삼성전자 재직시절 (아마도 2 ~ 3년 전) 대외 기고 승인까지 다 받아놓고 게재하지 않았던 글을 이제서야 올려본다. 지금 다시 보니 감회가 새롭네.
Introducing Rebase: a Firebase like backend service based on Node.js, Redis, and HBase
Guest post written by Edward J. Yoon and Sungwon Han, Senior Software Engineers, Samsung Electronics.
Event-driven applications that handle user actions, sensor outputs, or messages from other applications have become increasingly popular in recent years, in part as a result of the proliferation of smart devices and the Internet of Things. With this, the real-time databases (like Google's Firebase [1] and RethinkDB [2]) are considered as important technologies for supporting these non-traditional applications and workloads.
In this guest post, we introduce Rebase, a Firebase-like backend service that allows you to store and synchronize data in online/offline modes, push notifications and provides analytics (in near future) for mobile platforms.
Rebase was first deployed to run on Amazon AWS. However due to performance and cost reasons, we soon migrated it to run on Joyent’s Triton Cloud. We share performance benchmarks for Rebase on Joyent Triton vs. Amazon AWS, which served as our key decision metric.

— SET TASKS —
**1.** How would you render the sentence "지금 다시 보니 감회가 새롭네." from the Rebase post in English?
**2.** Can you reproduce the Rebase post between "Introducing Rebase: a" and "for mobile platforms.", inclusive?
**3.** Would you pick up the post introducing Rebase after its last sentence and keep writing it?

Records from a data collection:

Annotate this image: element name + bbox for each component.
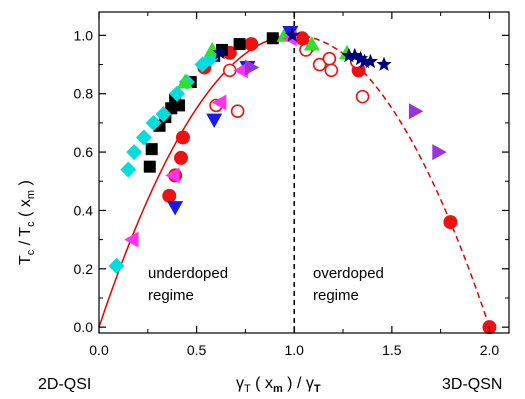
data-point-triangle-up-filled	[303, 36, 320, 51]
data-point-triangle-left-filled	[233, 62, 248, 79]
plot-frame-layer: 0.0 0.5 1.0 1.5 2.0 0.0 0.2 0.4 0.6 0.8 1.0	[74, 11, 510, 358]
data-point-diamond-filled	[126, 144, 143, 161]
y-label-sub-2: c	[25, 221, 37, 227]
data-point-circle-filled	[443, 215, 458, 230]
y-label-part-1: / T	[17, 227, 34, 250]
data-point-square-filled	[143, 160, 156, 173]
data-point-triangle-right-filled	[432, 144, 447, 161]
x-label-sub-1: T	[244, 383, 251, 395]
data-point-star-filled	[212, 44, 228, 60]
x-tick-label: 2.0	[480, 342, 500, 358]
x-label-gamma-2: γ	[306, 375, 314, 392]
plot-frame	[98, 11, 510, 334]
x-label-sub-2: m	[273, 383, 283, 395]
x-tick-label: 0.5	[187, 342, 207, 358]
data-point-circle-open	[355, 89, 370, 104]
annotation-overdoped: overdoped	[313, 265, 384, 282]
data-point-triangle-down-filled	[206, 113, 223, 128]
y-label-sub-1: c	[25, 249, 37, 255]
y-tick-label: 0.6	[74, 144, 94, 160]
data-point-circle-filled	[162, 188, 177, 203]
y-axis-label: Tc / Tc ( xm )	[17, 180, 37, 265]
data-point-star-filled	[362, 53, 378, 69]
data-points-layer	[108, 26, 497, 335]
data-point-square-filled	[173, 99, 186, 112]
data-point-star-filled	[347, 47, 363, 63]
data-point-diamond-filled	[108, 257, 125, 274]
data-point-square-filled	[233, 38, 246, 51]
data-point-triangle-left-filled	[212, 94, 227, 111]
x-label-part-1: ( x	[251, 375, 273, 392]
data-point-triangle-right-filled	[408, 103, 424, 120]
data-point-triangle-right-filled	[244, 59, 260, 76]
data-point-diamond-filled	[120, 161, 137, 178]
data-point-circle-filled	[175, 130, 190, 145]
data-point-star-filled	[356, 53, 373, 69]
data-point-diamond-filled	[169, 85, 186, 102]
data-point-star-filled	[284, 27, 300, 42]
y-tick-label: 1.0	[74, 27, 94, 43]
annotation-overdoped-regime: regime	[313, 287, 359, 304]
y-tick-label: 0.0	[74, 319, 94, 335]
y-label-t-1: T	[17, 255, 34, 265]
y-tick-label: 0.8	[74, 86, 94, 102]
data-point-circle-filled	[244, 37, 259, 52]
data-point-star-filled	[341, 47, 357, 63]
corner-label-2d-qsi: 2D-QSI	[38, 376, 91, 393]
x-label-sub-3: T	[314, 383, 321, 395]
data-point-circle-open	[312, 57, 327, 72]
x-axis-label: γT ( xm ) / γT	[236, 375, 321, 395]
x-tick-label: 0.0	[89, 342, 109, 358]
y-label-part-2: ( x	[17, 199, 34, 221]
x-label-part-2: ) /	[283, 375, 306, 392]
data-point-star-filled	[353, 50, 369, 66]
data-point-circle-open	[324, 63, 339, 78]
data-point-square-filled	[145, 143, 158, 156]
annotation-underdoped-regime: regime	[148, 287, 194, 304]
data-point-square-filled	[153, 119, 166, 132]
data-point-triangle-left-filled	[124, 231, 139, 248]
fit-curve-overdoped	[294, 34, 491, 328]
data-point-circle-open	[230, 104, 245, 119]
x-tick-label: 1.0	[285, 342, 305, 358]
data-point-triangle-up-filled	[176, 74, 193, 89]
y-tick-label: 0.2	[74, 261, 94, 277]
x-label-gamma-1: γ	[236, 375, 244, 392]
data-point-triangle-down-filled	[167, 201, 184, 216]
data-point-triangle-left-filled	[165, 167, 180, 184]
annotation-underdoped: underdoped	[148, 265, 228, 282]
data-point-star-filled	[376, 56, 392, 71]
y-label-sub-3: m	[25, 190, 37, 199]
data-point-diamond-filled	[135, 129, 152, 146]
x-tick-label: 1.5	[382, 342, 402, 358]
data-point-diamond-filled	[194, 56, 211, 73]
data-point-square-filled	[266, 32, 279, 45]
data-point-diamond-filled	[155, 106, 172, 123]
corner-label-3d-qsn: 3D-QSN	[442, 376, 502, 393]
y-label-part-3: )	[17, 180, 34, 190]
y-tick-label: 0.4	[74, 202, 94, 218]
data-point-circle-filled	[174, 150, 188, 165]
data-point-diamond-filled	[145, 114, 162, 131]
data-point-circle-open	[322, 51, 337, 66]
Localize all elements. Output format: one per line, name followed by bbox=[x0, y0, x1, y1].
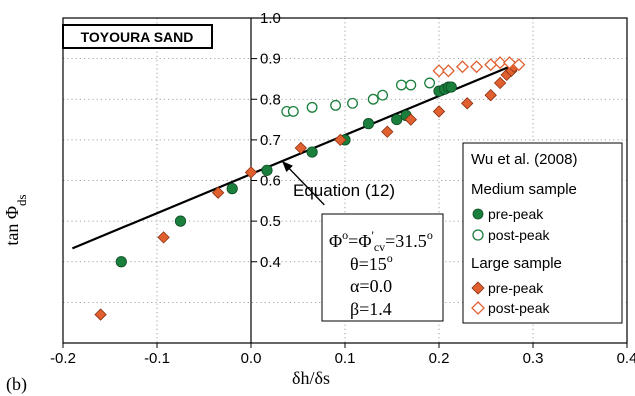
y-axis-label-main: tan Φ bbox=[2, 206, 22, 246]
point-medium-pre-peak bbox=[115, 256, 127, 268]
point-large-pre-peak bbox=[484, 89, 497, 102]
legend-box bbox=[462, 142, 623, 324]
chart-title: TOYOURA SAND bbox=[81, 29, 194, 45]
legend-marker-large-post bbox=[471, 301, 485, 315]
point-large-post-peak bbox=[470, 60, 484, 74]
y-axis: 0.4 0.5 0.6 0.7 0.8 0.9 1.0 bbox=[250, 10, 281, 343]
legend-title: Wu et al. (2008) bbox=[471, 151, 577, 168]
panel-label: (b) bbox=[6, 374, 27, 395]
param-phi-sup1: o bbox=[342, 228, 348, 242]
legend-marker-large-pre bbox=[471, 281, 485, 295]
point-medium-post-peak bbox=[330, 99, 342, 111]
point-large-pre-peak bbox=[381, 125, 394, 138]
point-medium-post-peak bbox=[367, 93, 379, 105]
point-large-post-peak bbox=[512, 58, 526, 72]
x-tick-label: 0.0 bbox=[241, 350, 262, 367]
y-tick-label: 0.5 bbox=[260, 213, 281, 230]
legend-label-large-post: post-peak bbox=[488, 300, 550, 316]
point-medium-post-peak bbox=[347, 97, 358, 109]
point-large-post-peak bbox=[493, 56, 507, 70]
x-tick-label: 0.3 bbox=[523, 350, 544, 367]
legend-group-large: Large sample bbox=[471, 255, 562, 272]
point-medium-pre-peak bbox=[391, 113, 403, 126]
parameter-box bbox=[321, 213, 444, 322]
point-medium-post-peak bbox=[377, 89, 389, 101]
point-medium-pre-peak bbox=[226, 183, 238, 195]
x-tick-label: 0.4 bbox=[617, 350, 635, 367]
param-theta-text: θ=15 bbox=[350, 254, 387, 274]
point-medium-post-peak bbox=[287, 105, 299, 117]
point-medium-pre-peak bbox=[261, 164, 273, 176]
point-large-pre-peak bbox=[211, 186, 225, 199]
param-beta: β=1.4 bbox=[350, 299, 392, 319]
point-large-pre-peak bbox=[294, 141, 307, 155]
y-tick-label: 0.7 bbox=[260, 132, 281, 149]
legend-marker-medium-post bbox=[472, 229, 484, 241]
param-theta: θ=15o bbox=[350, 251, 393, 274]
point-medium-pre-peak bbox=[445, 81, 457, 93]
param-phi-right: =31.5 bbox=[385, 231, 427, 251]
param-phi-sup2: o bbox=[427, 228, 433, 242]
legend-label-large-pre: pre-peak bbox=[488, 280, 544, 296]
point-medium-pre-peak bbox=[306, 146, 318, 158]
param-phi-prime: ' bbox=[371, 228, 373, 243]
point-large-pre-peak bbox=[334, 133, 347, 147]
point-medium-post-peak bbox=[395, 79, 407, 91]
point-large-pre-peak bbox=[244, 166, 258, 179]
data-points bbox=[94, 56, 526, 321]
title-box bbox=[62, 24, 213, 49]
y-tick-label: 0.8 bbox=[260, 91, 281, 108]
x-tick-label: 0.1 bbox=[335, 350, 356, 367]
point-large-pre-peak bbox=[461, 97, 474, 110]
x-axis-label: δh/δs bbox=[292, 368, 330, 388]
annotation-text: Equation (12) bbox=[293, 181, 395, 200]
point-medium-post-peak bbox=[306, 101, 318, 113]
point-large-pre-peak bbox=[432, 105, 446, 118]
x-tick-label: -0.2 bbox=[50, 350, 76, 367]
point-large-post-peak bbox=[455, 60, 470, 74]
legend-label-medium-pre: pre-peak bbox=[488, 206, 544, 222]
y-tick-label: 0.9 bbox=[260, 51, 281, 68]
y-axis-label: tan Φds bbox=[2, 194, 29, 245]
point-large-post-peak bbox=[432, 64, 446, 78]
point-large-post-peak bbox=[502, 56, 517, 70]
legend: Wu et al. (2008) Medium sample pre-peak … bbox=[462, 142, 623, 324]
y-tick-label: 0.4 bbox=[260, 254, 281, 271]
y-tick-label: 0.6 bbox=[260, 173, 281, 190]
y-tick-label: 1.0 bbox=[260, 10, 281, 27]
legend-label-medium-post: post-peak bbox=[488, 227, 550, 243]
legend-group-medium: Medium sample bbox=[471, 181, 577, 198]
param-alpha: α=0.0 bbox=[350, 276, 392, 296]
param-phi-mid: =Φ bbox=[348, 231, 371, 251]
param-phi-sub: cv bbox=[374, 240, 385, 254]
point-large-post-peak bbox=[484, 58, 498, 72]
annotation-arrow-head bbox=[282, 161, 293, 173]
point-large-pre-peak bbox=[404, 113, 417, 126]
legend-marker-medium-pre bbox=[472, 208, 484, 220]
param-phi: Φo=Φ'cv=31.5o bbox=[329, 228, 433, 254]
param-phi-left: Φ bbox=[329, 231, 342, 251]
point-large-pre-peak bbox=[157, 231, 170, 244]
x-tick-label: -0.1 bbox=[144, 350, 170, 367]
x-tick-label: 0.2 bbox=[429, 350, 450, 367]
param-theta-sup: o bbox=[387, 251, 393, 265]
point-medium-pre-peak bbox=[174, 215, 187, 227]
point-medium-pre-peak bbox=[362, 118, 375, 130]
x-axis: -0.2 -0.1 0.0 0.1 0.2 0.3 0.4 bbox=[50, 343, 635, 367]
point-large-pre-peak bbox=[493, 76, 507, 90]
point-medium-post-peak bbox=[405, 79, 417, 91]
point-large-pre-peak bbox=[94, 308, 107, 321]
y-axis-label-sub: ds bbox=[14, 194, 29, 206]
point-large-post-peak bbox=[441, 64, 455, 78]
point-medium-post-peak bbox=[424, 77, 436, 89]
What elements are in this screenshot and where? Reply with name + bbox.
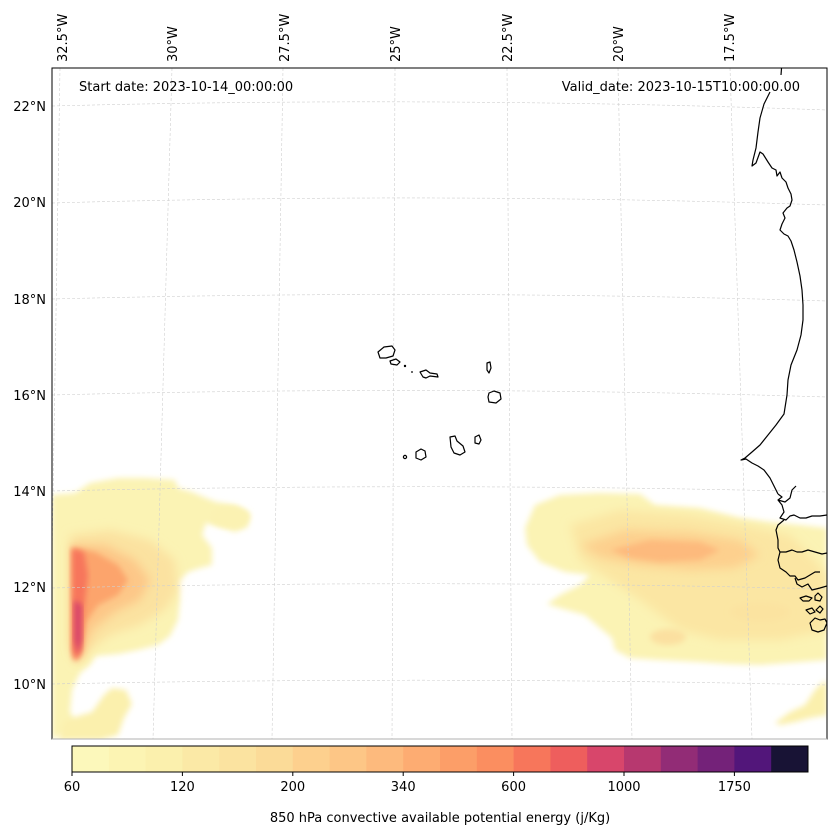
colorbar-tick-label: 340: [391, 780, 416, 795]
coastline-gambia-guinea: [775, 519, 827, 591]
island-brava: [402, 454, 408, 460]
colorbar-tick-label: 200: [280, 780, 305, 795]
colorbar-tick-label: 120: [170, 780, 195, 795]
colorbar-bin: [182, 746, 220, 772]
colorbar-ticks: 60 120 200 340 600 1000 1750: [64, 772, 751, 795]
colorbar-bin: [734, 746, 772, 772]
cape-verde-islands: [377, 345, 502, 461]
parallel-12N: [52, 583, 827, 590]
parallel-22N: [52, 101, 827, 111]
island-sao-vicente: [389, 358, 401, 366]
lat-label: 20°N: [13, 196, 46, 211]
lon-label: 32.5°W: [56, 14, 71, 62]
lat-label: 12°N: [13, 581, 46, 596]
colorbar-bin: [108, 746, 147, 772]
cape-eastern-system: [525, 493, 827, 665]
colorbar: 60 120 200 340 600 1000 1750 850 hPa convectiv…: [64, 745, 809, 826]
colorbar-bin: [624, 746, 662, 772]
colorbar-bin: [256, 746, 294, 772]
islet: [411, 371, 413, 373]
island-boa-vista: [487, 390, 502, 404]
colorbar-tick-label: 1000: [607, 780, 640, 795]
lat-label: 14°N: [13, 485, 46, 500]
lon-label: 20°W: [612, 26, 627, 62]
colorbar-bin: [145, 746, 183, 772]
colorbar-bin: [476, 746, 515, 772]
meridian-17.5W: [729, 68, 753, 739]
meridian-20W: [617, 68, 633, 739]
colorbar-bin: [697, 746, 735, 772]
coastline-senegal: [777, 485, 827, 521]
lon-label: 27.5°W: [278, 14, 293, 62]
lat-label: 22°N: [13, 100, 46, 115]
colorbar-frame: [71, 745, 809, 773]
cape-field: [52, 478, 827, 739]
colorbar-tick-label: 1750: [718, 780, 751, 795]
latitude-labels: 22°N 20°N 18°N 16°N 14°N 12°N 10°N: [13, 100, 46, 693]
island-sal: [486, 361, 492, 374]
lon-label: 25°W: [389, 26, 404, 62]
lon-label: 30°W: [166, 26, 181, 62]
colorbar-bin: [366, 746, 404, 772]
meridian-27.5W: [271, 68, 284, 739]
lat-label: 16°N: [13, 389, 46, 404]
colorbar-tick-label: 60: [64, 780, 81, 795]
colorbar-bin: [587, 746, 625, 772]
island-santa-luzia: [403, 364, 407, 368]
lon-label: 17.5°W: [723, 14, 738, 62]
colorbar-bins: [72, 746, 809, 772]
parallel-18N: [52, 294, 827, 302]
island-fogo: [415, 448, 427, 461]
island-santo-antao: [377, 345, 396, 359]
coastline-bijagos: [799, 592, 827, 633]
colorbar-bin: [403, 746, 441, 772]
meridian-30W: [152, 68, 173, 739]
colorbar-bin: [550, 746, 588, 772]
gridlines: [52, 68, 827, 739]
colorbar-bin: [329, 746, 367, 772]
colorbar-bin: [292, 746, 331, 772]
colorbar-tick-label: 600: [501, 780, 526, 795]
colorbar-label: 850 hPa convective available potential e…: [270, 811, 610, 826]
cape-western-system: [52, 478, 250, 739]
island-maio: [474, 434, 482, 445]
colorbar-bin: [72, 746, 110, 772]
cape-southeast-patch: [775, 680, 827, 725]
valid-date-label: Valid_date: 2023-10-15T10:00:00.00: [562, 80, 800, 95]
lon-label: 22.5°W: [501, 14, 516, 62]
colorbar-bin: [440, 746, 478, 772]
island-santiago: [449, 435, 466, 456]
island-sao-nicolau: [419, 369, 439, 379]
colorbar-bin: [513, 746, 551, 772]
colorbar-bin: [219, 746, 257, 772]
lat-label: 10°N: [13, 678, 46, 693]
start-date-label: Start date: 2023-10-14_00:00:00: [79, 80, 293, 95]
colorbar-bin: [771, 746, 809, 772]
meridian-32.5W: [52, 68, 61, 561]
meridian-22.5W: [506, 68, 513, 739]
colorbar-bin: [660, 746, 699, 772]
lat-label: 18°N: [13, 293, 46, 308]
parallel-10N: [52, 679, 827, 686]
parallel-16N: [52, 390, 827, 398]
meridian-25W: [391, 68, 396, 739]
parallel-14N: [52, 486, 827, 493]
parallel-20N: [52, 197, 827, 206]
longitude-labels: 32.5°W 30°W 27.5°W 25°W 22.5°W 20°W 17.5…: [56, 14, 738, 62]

— RESPONSE LIST —
**1.** Looking at it again now, it brings back a lot of feelings.

**2.**
Introducing Rebase: a Firebase like backend service based on Node.js, Redis, and HBase
Guest post written by Edward J. Yoon and Sungwon Han, Senior Software Engineers, Samsung Electronics.
Event-driven applications that handle user actions, sensor outputs, or messages from other applications have become increasingly popular in recent years, in part as a result of the proliferation of smart devices and the Internet of Things. With this, the real-time databases (like Google's Firebase [1] and RethinkDB [2]) are considered as important technologies for supporting these non-traditional applications and workloads.
In this guest post, we introduce Rebase, a Firebase-like backend service that allows you to store and synchronize data in online/offline modes, push notifications and provides analytics (in near future) for mobile platforms.

**3.**
Rebase
Recently, we developed a container-based real-time database for Samsung IoT applications, called Rebase. It uses event-driven model to notify changes among clients, stores data as JSON objects in a K/V databases. It also provides easy-to-use RESTful APIs and client libraries that accessible to cross-platforms such as iOS and Android in form of SDKs. With Rebase, developers can focus on core functionality and not have to worry about the infrastructure running the backend services.
Below is a reference architecture for Rebase. It has the following key components:
Rebase backend container stack
NGINX, Node.js, and Standalone Redis
We adopted NginX, Node.js, and Redis as a backend servers. Node.js is a JavaScript runtime environment that processes incoming requests asynchronously in a loop, called event loop. It has an event-driven and non-blocking I/O model, thus it allows handling large throughput of data and building scalable applications. NginX is used as a load balancer, and the standalone Redis is used for message queueing and asynchronous messaging.
Redis and HBase Cluster
For the persistent storage, we reviewed NoSQLs and K/V stores such as Redis, HBase, and MongoDB. MongoDB isn't suitable for the time-series workloads. Redis is very fast but it has limited scalability and persistency capabilities. HBase is column-oriented K/V store that allows horizontal scalability, and allows to store not only JSON object itself but also parsed columns for fast columnar scan. So, we decided to use the sharded Redis cluster as cache storage, and the HBase as persistent storage.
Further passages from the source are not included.